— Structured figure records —
## BEGIN

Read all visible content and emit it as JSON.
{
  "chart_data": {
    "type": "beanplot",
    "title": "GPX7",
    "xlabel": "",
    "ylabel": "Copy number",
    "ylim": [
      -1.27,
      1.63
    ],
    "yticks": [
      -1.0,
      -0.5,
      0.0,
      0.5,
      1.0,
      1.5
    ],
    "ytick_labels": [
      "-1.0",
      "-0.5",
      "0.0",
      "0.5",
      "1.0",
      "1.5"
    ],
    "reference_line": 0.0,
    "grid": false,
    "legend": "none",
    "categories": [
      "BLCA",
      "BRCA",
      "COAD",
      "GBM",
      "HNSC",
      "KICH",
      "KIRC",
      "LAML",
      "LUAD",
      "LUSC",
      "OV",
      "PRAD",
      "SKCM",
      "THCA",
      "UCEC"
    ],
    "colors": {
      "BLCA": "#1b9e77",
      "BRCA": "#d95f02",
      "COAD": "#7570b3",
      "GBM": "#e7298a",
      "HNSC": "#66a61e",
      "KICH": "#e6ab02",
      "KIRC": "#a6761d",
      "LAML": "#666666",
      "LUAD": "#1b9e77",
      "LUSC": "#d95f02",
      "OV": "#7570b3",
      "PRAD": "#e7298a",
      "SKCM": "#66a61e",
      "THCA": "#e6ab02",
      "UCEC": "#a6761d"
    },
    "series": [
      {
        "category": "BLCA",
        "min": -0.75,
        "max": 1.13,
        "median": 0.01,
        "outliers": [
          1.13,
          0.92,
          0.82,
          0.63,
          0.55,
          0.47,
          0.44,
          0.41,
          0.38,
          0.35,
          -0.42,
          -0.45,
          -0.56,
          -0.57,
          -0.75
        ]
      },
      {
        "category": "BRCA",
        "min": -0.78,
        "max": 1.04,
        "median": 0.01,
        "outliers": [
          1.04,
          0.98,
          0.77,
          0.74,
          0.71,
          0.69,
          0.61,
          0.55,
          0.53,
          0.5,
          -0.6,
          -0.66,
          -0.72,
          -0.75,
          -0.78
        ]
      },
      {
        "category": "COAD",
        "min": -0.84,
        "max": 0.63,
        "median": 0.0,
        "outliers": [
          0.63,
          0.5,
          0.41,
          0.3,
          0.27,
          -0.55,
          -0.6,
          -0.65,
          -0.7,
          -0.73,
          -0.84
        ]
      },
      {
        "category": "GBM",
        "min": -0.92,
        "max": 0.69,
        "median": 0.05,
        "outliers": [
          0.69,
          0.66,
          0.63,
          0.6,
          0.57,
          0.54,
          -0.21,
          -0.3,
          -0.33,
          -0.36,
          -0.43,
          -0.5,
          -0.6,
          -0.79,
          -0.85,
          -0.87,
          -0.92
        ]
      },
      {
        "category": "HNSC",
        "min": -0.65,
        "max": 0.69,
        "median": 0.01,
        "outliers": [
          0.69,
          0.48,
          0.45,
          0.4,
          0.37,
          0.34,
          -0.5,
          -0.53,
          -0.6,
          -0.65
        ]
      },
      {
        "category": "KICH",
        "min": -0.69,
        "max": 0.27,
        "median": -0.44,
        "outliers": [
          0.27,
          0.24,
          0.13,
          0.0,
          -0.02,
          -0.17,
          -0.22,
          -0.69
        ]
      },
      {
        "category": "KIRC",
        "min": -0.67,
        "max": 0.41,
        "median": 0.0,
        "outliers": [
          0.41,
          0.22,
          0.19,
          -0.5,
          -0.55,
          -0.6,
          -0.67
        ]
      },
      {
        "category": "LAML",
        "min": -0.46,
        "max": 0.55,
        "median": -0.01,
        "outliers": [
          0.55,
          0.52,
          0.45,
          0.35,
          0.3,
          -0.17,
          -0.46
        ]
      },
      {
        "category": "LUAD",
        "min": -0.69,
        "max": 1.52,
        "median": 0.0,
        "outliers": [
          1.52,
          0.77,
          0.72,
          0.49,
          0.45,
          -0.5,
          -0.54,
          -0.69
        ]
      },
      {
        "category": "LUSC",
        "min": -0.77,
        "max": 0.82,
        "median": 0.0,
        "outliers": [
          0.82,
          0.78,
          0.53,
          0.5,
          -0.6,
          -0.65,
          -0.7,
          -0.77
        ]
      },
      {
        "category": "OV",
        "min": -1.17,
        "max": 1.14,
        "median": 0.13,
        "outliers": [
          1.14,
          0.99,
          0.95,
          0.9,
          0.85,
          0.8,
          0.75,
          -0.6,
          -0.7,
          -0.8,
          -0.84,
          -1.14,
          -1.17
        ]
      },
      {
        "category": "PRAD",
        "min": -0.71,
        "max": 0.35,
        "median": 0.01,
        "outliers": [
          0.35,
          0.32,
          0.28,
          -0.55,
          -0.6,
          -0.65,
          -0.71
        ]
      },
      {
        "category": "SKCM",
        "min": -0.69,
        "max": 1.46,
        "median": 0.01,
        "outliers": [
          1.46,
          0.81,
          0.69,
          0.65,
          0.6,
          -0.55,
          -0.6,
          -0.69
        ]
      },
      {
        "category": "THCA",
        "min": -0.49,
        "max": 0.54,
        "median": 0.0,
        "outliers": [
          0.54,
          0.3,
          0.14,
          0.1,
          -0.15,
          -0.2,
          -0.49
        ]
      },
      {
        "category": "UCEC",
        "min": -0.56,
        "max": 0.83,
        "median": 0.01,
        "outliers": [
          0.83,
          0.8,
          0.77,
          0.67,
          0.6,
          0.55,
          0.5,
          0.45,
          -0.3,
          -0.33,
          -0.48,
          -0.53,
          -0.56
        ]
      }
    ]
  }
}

## END

— WHAT IS REQUIRED —
Every record shown above must be echoed exactly.

— OUTPUT BELOW —
Read all visible content and emit it as JSON.
{
  "chart_data": {
    "type": "beanplot",
    "title": "GPX7",
    "xlabel": "",
    "ylabel": "Copy number",
    "ylim": [
      -1.27,
      1.63
    ],
    "yticks": [
      -1.0,
      -0.5,
      0.0,
      0.5,
      1.0,
      1.5
    ],
    "ytick_labels": [
      "-1.0",
      "-0.5",
      "0.0",
      "0.5",
      "1.0",
      "1.5"
    ],
    "reference_line": 0.0,
    "grid": false,
    "legend": "none",
    "categories": [
      "BLCA",
      "BRCA",
      "COAD",
      "GBM",
      "HNSC",
      "KICH",
      "KIRC",
      "LAML",
      "LUAD",
      "LUSC",
      "OV",
      "PRAD",
      "SKCM",
      "THCA",
      "UCEC"
    ],
    "colors": {
      "BLCA": "#1b9e77",
      "BRCA": "#d95f02",
      "COAD": "#7570b3",
      "GBM": "#e7298a",
      "HNSC": "#66a61e",
      "KICH": "#e6ab02",
      "KIRC": "#a6761d",
      "LAML": "#666666",
      "LUAD": "#1b9e77",
      "LUSC": "#d95f02",
      "OV": "#7570b3",
      "PRAD": "#e7298a",
      "SKCM": "#66a61e",
      "THCA": "#e6ab02",
      "UCEC": "#a6761d"
    },
    "series": [
      {
        "category": "BLCA",
        "min": -0.75,
        "max": 1.13,
        "median": 0.01,
        "outliers": [
          1.13,
          0.92,
          0.82,
          0.63,
          0.55,
          0.47,
          0.44,
          0.41,
          0.38,
          0.35,
          -0.42,
          -0.45,
          -0.56,
          -0.57,
          -0.75
        ]
      },
      {
        "category": "BRCA",
        "min": -0.78,
        "max": 1.04,
        "median": 0.01,
        "outliers": [
          1.04,
          0.98,
          0.77,
          0.74,
          0.71,
          0.69,
          0.61,
          0.55,
          0.53,
          0.5,
          -0.6,
          -0.66,
          -0.72,
          -0.75,
          -0.78
        ]
      },
      {
        "category": "COAD",
        "min": -0.84,
        "max": 0.63,
        "median": 0.0,
        "outliers": [
          0.63,
          0.5,
          0.41,
          0.3,
          0.27,
          -0.55,
          -0.6,
          -0.65,
          -0.7,
          -0.73,
          -0.84
        ]
      },
      {
        "category": "GBM",
        "min": -0.92,
        "max": 0.69,
        "median": 0.05,
        "outliers": [
          0.69,
          0.66,
          0.63,
          0.6,
          0.57,
          0.54,
          -0.21,
          -0.3,
          -0.33,
          -0.36,
          -0.43,
          -0.5,
          -0.6,
          -0.79,
          -0.85,
          -0.87,
          -0.92
        ]
      },
      {
        "category": "HNSC",
        "min": -0.65,
        "max": 0.69,
        "median": 0.01,
        "outliers": [
          0.69,
          0.48,
          0.45,
          0.4,
          0.37,
          0.34,
          -0.5,
          -0.53,
          -0.6,
          -0.65
        ]
      },
      {
        "category": "KICH",
        "min": -0.69,
        "max": 0.27,
        "median": -0.44,
        "outliers": [
          0.27,
          0.24,
          0.13,
          0.0,
          -0.02,
          -0.17,
          -0.22,
          -0.69
        ]
      },
      {
        "category": "KIRC",
        "min": -0.67,
        "max": 0.41,
        "median": 0.0,
        "outliers": [
          0.41,
          0.22,
          0.19,
          -0.5,
          -0.55,
          -0.6,
          -0.67
        ]
      },
      {
        "category": "LAML",
        "min": -0.46,
        "max": 0.55,
        "median": -0.01,
        "outliers": [
          0.55,
          0.52,
          0.45,
          0.35,
          0.3,
          -0.17,
          -0.46
        ]
      },
      {
        "category": "LUAD",
        "min": -0.69,
        "max": 1.52,
        "median": 0.0,
        "outliers": [
          1.52,
          0.77,
          0.72,
          0.49,
          0.45,
          -0.5,
          -0.54,
          -0.69
        ]
      },
      {
        "category": "LUSC",
        "min": -0.77,
        "max": 0.82,
        "median": 0.0,
        "outliers": [
          0.82,
          0.78,
          0.53,
          0.5,
          -0.6,
          -0.65,
          -0.7,
          -0.77
        ]
      },
      {
        "category": "OV",
        "min": -1.17,
        "max": 1.14,
        "median": 0.13,
        "outliers": [
          1.14,
          0.99,
          0.95,
          0.9,
          0.85,
          0.8,
          0.75,
          -0.6,
          -0.7,
          -0.8,
          -0.84,
          -1.14,
          -1.17
        ]
      },
      {
        "category": "PRAD",
        "min": -0.71,
        "max": 0.35,
        "median": 0.01,
        "outliers": [
          0.35,
          0.32,
          0.28,
          -0.55,
          -0.6,
          -0.65,
          -0.71
        ]
      },
      {
        "category": "SKCM",
        "min": -0.69,
        "max": 1.46,
        "median": 0.01,
        "outliers": [
          1.46,
          0.81,
          0.69,
          0.65,
          0.6,
          -0.55,
          -0.6,
          -0.69
        ]
      },
      {
        "category": "THCA",
        "min": -0.49,
        "max": 0.54,
        "median": 0.0,
        "outliers": [
          0.54,
          0.3,
          0.14,
          0.1,
          -0.15,
          -0.2,
          -0.49
        ]
      },
      {
        "category": "UCEC",
        "min": -0.56,
        "max": 0.83,
        "median": 0.01,
        "outliers": [
          0.83,
          0.8,
          0.77,
          0.67,
          0.6,
          0.55,
          0.5,
          0.45,
          -0.3,
          -0.33,
          -0.48,
          -0.53,
          -0.56
        ]
      }
    ]
  }
}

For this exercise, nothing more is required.